* _Data section_:
>>>
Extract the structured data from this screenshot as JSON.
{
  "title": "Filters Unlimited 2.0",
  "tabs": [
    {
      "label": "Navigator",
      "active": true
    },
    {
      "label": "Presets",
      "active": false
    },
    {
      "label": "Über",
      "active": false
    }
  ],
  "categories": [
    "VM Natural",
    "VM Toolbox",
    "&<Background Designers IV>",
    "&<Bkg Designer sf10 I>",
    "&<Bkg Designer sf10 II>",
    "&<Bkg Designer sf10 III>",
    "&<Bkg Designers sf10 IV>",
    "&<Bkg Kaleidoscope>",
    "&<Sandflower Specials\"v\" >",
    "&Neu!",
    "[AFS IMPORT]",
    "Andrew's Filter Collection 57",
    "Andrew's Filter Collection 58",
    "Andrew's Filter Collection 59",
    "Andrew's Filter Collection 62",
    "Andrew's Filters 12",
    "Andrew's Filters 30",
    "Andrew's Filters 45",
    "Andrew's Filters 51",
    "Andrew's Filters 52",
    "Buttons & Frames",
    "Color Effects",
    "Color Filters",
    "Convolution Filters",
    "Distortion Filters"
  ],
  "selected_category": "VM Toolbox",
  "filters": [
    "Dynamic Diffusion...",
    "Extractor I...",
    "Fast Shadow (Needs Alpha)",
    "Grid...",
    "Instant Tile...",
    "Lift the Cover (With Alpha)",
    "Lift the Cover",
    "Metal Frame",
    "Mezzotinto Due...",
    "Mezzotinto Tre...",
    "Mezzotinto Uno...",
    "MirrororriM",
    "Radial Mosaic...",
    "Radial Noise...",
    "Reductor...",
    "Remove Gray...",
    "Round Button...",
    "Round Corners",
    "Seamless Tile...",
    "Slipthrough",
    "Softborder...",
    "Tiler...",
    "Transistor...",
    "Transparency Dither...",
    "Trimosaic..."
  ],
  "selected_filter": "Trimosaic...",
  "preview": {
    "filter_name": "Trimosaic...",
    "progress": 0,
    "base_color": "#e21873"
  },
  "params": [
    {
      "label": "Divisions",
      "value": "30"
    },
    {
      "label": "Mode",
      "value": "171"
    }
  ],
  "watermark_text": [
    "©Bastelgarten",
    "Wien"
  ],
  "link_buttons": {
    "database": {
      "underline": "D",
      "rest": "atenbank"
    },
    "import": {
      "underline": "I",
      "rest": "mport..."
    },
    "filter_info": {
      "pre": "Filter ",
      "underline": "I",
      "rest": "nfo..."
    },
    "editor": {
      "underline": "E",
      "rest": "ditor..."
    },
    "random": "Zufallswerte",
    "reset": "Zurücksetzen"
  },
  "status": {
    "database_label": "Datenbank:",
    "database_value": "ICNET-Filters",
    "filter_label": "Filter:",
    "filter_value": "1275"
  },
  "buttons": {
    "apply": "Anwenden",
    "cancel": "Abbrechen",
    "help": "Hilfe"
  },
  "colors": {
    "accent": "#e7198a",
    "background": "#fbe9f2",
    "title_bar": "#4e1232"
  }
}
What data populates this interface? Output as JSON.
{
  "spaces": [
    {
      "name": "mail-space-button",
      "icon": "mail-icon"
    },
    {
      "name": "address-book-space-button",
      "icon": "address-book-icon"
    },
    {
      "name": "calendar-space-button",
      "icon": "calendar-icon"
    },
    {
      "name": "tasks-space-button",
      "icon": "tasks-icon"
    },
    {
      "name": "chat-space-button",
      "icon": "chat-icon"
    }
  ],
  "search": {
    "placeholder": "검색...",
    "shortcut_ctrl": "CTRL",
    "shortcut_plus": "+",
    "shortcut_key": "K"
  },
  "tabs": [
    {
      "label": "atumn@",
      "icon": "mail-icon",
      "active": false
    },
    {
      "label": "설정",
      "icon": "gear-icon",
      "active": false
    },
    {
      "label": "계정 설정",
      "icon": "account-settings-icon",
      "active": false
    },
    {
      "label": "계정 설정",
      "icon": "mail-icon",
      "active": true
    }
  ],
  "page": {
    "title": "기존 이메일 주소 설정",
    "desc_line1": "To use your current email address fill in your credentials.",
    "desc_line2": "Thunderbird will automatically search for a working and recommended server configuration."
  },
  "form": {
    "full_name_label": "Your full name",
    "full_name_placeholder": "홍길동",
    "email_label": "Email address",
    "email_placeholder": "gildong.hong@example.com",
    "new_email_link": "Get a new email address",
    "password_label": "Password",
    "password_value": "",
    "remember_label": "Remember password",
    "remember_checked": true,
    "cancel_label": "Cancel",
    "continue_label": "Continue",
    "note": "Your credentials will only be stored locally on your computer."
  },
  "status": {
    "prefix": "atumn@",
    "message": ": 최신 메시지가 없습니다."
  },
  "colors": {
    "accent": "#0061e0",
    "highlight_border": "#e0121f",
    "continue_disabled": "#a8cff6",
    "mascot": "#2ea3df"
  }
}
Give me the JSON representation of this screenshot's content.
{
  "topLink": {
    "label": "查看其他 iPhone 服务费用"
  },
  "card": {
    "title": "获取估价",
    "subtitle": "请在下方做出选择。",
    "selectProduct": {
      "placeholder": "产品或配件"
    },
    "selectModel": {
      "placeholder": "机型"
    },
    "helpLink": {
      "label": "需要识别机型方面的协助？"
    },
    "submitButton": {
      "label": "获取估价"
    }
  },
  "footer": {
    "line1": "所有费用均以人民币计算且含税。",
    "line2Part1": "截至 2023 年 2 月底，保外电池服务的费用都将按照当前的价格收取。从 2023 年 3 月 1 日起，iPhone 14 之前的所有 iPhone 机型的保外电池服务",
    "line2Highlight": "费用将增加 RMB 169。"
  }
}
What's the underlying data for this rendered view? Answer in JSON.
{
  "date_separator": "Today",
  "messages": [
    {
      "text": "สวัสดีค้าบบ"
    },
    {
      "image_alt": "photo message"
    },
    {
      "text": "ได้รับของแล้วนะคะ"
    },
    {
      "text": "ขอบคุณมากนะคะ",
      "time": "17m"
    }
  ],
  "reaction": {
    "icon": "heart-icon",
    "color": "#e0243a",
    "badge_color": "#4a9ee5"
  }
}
<<<
* _Work to complete_: Copy each entry exactly, with nothing added or dropped.

* _Full response_:
Extract the structured data from this screenshot as JSON.
{
  "title": "Filters Unlimited 2.0",
  "tabs": [
    {
      "label": "Navigator",
      "active": true
    },
    {
      "label": "Presets",
      "active": false
    },
    {
      "label": "Über",
      "active": false
    }
  ],
  "categories": [
    "VM Natural",
    "VM Toolbox",
    "&<Background Designers IV>",
    "&<Bkg Designer sf10 I>",
    "&<Bkg Designer sf10 II>",
    "&<Bkg Designer sf10 III>",
    "&<Bkg Designers sf10 IV>",
    "&<Bkg Kaleidoscope>",
    "&<Sandflower Specials\"v\" >",
    "&Neu!",
    "[AFS IMPORT]",
    "Andrew's Filter Collection 57",
    "Andrew's Filter Collection 58",
    "Andrew's Filter Collection 59",
    "Andrew's Filter Collection 62",
    "Andrew's Filters 12",
    "Andrew's Filters 30",
    "Andrew's Filters 45",
    "Andrew's Filters 51",
    "Andrew's Filters 52",
    "Buttons & Frames",
    "Color Effects",
    "Color Filters",
    "Convolution Filters",
    "Distortion Filters"
  ],
  "selected_category": "VM Toolbox",
  "filters": [
    "Dynamic Diffusion...",
    "Extractor I...",
    "Fast Shadow (Needs Alpha)",
    "Grid...",
    "Instant Tile...",
    "Lift the Cover (With Alpha)",
    "Lift the Cover",
    "Metal Frame",
    "Mezzotinto Due...",
    "Mezzotinto Tre...",
    "Mezzotinto Uno...",
    "MirrororriM",
    "Radial Mosaic...",
    "Radial Noise...",
    "Reductor...",
    "Remove Gray...",
    "Round Button...",
    "Round Corners",
    "Seamless Tile...",
    "Slipthrough",
    "Softborder...",
    "Tiler...",
    "Transistor...",
    "Transparency Dither...",
    "Trimosaic..."
  ],
  "selected_filter": "Trimosaic...",
  "preview": {
    "filter_name": "Trimosaic...",
    "progress": 0,
    "base_color": "#e21873"
  },
  "params": [
    {
      "label": "Divisions",
      "value": "30"
    },
    {
      "label": "Mode",
      "value": "171"
    }
  ],
  "watermark_text": [
    "©Bastelgarten",
    "Wien"
  ],
  "link_buttons": {
    "database": {
      "underline": "D",
      "rest": "atenbank"
    },
    "import": {
      "underline": "I",
      "rest": "mport..."
    },
    "filter_info": {
      "pre": "Filter ",
      "underline": "I",
      "rest": "nfo..."
    },
    "editor": {
      "underline": "E",
      "rest": "ditor..."
    },
    "random": "Zufallswerte",
    "reset": "Zurücksetzen"
  },
  "status": {
    "database_label": "Datenbank:",
    "database_value": "ICNET-Filters",
    "filter_label": "Filter:",
    "filter_value": "1275"
  },
  "buttons": {
    "apply": "Anwenden",
    "cancel": "Abbrechen",
    "help": "Hilfe"
  },
  "colors": {
    "accent": "#e7198a",
    "background": "#fbe9f2",
    "title_bar": "#4e1232"
  }
}
What data populates this interface? Output as JSON.
{
  "spaces": [
    {
      "name": "mail-space-button",
      "icon": "mail-icon"
    },
    {
      "name": "address-book-space-button",
      "icon": "address-book-icon"
    },
    {
      "name": "calendar-space-button",
      "icon": "calendar-icon"
    },
    {
      "name": "tasks-space-button",
      "icon": "tasks-icon"
    },
    {
      "name": "chat-space-button",
      "icon": "chat-icon"
    }
  ],
  "search": {
    "placeholder": "검색...",
    "shortcut_ctrl": "CTRL",
    "shortcut_plus": "+",
    "shortcut_key": "K"
  },
  "tabs": [
    {
      "label": "atumn@",
      "icon": "mail-icon",
      "active": false
    },
    {
      "label": "설정",
      "icon": "gear-icon",
      "active": false
    },
    {
      "label": "계정 설정",
      "icon": "account-settings-icon",
      "active": false
    },
    {
      "label": "계정 설정",
      "icon": "mail-icon",
      "active": true
    }
  ],
  "page": {
    "title": "기존 이메일 주소 설정",
    "desc_line1": "To use your current email address fill in your credentials.",
    "desc_line2": "Thunderbird will automatically search for a working and recommended server configuration."
  },
  "form": {
    "full_name_label": "Your full name",
    "full_name_placeholder": "홍길동",
    "email_label": "Email address",
    "email_placeholder": "gildong.hong@example.com",
    "new_email_link": "Get a new email address",
    "password_label": "Password",
    "password_value": "",
    "remember_label": "Remember password",
    "remember_checked": true,
    "cancel_label": "Cancel",
    "continue_label": "Continue",
    "note": "Your credentials will only be stored locally on your computer."
  },
  "status": {
    "prefix": "atumn@",
    "message": ": 최신 메시지가 없습니다."
  },
  "colors": {
    "accent": "#0061e0",
    "highlight_border": "#e0121f",
    "continue_disabled": "#a8cff6",
    "mascot": "#2ea3df"
  }
}
Give me the JSON representation of this screenshot's content.
{
  "topLink": {
    "label": "查看其他 iPhone 服务费用"
  },
  "card": {
    "title": "获取估价",
    "subtitle": "请在下方做出选择。",
    "selectProduct": {
      "placeholder": "产品或配件"
    },
    "selectModel": {
      "placeholder": "机型"
    },
    "helpLink": {
      "label": "需要识别机型方面的协助？"
    },
    "submitButton": {
      "label": "获取估价"
    }
  },
  "footer": {
    "line1": "所有费用均以人民币计算且含税。",
    "line2Part1": "截至 2023 年 2 月底，保外电池服务的费用都将按照当前的价格收取。从 2023 年 3 月 1 日起，iPhone 14 之前的所有 iPhone 机型的保外电池服务",
    "line2Highlight": "费用将增加 RMB 169。"
  }
}
What's the underlying data for this rendered view? Answer in JSON.
{
  "date_separator": "Today",
  "messages": [
    {
      "text": "สวัสดีค้าบบ"
    },
    {
      "image_alt": "photo message"
    },
    {
      "text": "ได้รับของแล้วนะคะ"
    },
    {
      "text": "ขอบคุณมากนะคะ",
      "time": "17m"
    }
  ],
  "reaction": {
    "icon": "heart-icon",
    "color": "#e0243a",
    "badge_color": "#4a9ee5"
  }
}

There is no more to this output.